— Records provided —
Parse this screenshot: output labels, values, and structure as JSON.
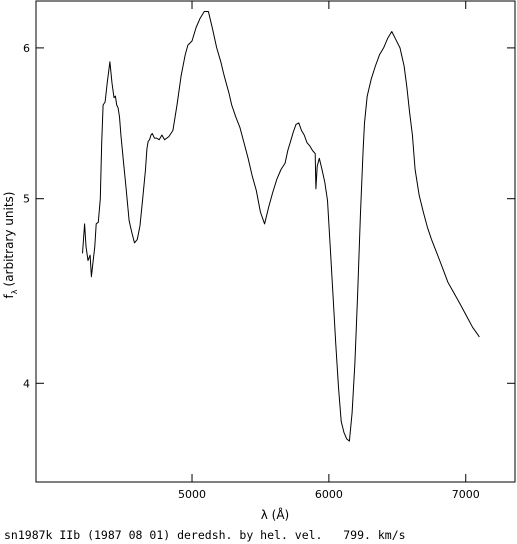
{
  "chart_data": {
    "type": "line",
    "xlabel": "λ (Å)",
    "ylabel": "f",
    "ylabel_sub": "λ",
    "ylabel_rest": "(arbitrary units)",
    "caption": "sn1987k IIb (1987 08 01) deredsh. by hel. vel.   799. km/s",
    "y_scale": "log",
    "xlim": [
      3860,
      7360
    ],
    "ylim": [
      3.55,
      6.35
    ],
    "x_ticks": [
      5000,
      6000,
      7000
    ],
    "y_ticks": [
      4,
      5,
      6
    ],
    "grid": false,
    "series": [
      {
        "x": [
          4200,
          4215,
          4225,
          4240,
          4255,
          4265,
          4275,
          4290,
          4300,
          4315,
          4330,
          4340,
          4350,
          4365,
          4380,
          4400,
          4415,
          4430,
          4440,
          4450,
          4460,
          4470,
          4480,
          4500,
          4520,
          4540,
          4560,
          4580,
          4600,
          4620,
          4640,
          4660,
          4670,
          4680,
          4690,
          4700,
          4710,
          4725,
          4740,
          4760,
          4780,
          4800,
          4830,
          4860,
          4890,
          4920,
          4950,
          4970,
          5000,
          5030,
          5060,
          5090,
          5120,
          5150,
          5180,
          5210,
          5230,
          5250,
          5270,
          5290,
          5320,
          5350,
          5380,
          5410,
          5440,
          5470,
          5500,
          5530,
          5560,
          5590,
          5620,
          5650,
          5680,
          5700,
          5720,
          5740,
          5760,
          5780,
          5800,
          5820,
          5840,
          5860,
          5880,
          5900,
          5905,
          5915,
          5930,
          5950,
          5970,
          5990,
          6010,
          6030,
          6050,
          6070,
          6090,
          6110,
          6130,
          6150,
          6170,
          6190,
          6210,
          6230,
          6250,
          6260,
          6280,
          6310,
          6340,
          6370,
          6400,
          6430,
          6460,
          6490,
          6520,
          6550,
          6570,
          6590,
          6610,
          6630,
          6660,
          6690,
          6720,
          6750,
          6780,
          6810,
          6840,
          6870,
          6900,
          6930,
          6960,
          6990,
          7020,
          7050,
          7080,
          7100
        ],
        "y": [
          4.68,
          4.85,
          4.72,
          4.64,
          4.67,
          4.55,
          4.62,
          4.72,
          4.85,
          4.86,
          5.0,
          5.35,
          5.6,
          5.62,
          5.75,
          5.9,
          5.75,
          5.65,
          5.66,
          5.6,
          5.58,
          5.52,
          5.4,
          5.22,
          5.05,
          4.87,
          4.8,
          4.74,
          4.76,
          4.84,
          5.0,
          5.18,
          5.31,
          5.36,
          5.37,
          5.4,
          5.41,
          5.38,
          5.38,
          5.37,
          5.4,
          5.37,
          5.39,
          5.43,
          5.6,
          5.8,
          5.95,
          6.02,
          6.05,
          6.15,
          6.22,
          6.27,
          6.27,
          6.14,
          6.0,
          5.9,
          5.82,
          5.75,
          5.68,
          5.6,
          5.52,
          5.45,
          5.35,
          5.25,
          5.14,
          5.05,
          4.92,
          4.85,
          4.95,
          5.04,
          5.12,
          5.18,
          5.22,
          5.3,
          5.36,
          5.42,
          5.47,
          5.48,
          5.43,
          5.4,
          5.35,
          5.33,
          5.3,
          5.28,
          5.06,
          5.2,
          5.25,
          5.18,
          5.1,
          4.99,
          4.72,
          4.45,
          4.2,
          3.98,
          3.82,
          3.77,
          3.74,
          3.73,
          3.86,
          4.1,
          4.45,
          4.9,
          5.3,
          5.48,
          5.66,
          5.78,
          5.87,
          5.95,
          6.0,
          6.07,
          6.12,
          6.06,
          6.0,
          5.87,
          5.72,
          5.55,
          5.4,
          5.18,
          5.02,
          4.92,
          4.83,
          4.76,
          4.7,
          4.64,
          4.58,
          4.52,
          4.48,
          4.44,
          4.4,
          4.36,
          4.32,
          4.28,
          4.25,
          4.23
        ]
      }
    ]
  }
}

— Work to do —
Repeat the listing above exactly, with no pictures.

— Task solution —
Parse this screenshot: output labels, values, and structure as JSON.
{
  "chart_data": {
    "type": "line",
    "xlabel": "λ (Å)",
    "ylabel": "f",
    "ylabel_sub": "λ",
    "ylabel_rest": "(arbitrary units)",
    "caption": "sn1987k IIb (1987 08 01) deredsh. by hel. vel.   799. km/s",
    "y_scale": "log",
    "xlim": [
      3860,
      7360
    ],
    "ylim": [
      3.55,
      6.35
    ],
    "x_ticks": [
      5000,
      6000,
      7000
    ],
    "y_ticks": [
      4,
      5,
      6
    ],
    "grid": false,
    "series": [
      {
        "x": [
          4200,
          4215,
          4225,
          4240,
          4255,
          4265,
          4275,
          4290,
          4300,
          4315,
          4330,
          4340,
          4350,
          4365,
          4380,
          4400,
          4415,
          4430,
          4440,
          4450,
          4460,
          4470,
          4480,
          4500,
          4520,
          4540,
          4560,
          4580,
          4600,
          4620,
          4640,
          4660,
          4670,
          4680,
          4690,
          4700,
          4710,
          4725,
          4740,
          4760,
          4780,
          4800,
          4830,
          4860,
          4890,
          4920,
          4950,
          4970,
          5000,
          5030,
          5060,
          5090,
          5120,
          5150,
          5180,
          5210,
          5230,
          5250,
          5270,
          5290,
          5320,
          5350,
          5380,
          5410,
          5440,
          5470,
          5500,
          5530,
          5560,
          5590,
          5620,
          5650,
          5680,
          5700,
          5720,
          5740,
          5760,
          5780,
          5800,
          5820,
          5840,
          5860,
          5880,
          5900,
          5905,
          5915,
          5930,
          5950,
          5970,
          5990,
          6010,
          6030,
          6050,
          6070,
          6090,
          6110,
          6130,
          6150,
          6170,
          6190,
          6210,
          6230,
          6250,
          6260,
          6280,
          6310,
          6340,
          6370,
          6400,
          6430,
          6460,
          6490,
          6520,
          6550,
          6570,
          6590,
          6610,
          6630,
          6660,
          6690,
          6720,
          6750,
          6780,
          6810,
          6840,
          6870,
          6900,
          6930,
          6960,
          6990,
          7020,
          7050,
          7080,
          7100
        ],
        "y": [
          4.68,
          4.85,
          4.72,
          4.64,
          4.67,
          4.55,
          4.62,
          4.72,
          4.85,
          4.86,
          5.0,
          5.35,
          5.6,
          5.62,
          5.75,
          5.9,
          5.75,
          5.65,
          5.66,
          5.6,
          5.58,
          5.52,
          5.4,
          5.22,
          5.05,
          4.87,
          4.8,
          4.74,
          4.76,
          4.84,
          5.0,
          5.18,
          5.31,
          5.36,
          5.37,
          5.4,
          5.41,
          5.38,
          5.38,
          5.37,
          5.4,
          5.37,
          5.39,
          5.43,
          5.6,
          5.8,
          5.95,
          6.02,
          6.05,
          6.15,
          6.22,
          6.27,
          6.27,
          6.14,
          6.0,
          5.9,
          5.82,
          5.75,
          5.68,
          5.6,
          5.52,
          5.45,
          5.35,
          5.25,
          5.14,
          5.05,
          4.92,
          4.85,
          4.95,
          5.04,
          5.12,
          5.18,
          5.22,
          5.3,
          5.36,
          5.42,
          5.47,
          5.48,
          5.43,
          5.4,
          5.35,
          5.33,
          5.3,
          5.28,
          5.06,
          5.2,
          5.25,
          5.18,
          5.1,
          4.99,
          4.72,
          4.45,
          4.2,
          3.98,
          3.82,
          3.77,
          3.74,
          3.73,
          3.86,
          4.1,
          4.45,
          4.9,
          5.3,
          5.48,
          5.66,
          5.78,
          5.87,
          5.95,
          6.0,
          6.07,
          6.12,
          6.06,
          6.0,
          5.87,
          5.72,
          5.55,
          5.4,
          5.18,
          5.02,
          4.92,
          4.83,
          4.76,
          4.7,
          4.64,
          4.58,
          4.52,
          4.48,
          4.44,
          4.4,
          4.36,
          4.32,
          4.28,
          4.25,
          4.23
        ]
      }
    ]
  }
}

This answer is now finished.